**WORK INSTRUCTIONS:**
Will you give the material below again, every line exactly as it is?
----
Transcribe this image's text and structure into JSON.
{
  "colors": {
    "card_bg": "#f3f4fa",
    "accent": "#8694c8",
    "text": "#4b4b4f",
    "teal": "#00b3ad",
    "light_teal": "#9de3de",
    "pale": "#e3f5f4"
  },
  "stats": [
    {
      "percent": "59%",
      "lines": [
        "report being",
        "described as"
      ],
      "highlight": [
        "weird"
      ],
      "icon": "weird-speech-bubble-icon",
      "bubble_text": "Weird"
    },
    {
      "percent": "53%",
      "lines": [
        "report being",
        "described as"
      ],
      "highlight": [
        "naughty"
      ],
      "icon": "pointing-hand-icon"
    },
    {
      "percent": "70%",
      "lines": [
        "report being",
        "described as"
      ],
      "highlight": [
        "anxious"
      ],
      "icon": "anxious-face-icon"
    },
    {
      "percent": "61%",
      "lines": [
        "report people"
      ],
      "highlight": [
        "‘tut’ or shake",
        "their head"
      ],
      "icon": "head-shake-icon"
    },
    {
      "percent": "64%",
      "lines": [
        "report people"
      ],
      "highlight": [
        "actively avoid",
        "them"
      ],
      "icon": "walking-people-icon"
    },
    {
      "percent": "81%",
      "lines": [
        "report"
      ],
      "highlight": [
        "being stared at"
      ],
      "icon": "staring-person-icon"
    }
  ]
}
----
**FINISHED EXERCISE:**
Transcribe this image's text and structure into JSON.
{
  "colors": {
    "card_bg": "#f3f4fa",
    "accent": "#8694c8",
    "text": "#4b4b4f",
    "teal": "#00b3ad",
    "light_teal": "#9de3de",
    "pale": "#e3f5f4"
  },
  "stats": [
    {
      "percent": "59%",
      "lines": [
        "report being",
        "described as"
      ],
      "highlight": [
        "weird"
      ],
      "icon": "weird-speech-bubble-icon",
      "bubble_text": "Weird"
    },
    {
      "percent": "53%",
      "lines": [
        "report being",
        "described as"
      ],
      "highlight": [
        "naughty"
      ],
      "icon": "pointing-hand-icon"
    },
    {
      "percent": "70%",
      "lines": [
        "report being",
        "described as"
      ],
      "highlight": [
        "anxious"
      ],
      "icon": "anxious-face-icon"
    },
    {
      "percent": "61%",
      "lines": [
        "report people"
      ],
      "highlight": [
        "‘tut’ or shake",
        "their head"
      ],
      "icon": "head-shake-icon"
    },
    {
      "percent": "64%",
      "lines": [
        "report people"
      ],
      "highlight": [
        "actively avoid",
        "them"
      ],
      "icon": "walking-people-icon"
    },
    {
      "percent": "81%",
      "lines": [
        "report"
      ],
      "highlight": [
        "being stared at"
      ],
      "icon": "staring-person-icon"
    }
  ]
}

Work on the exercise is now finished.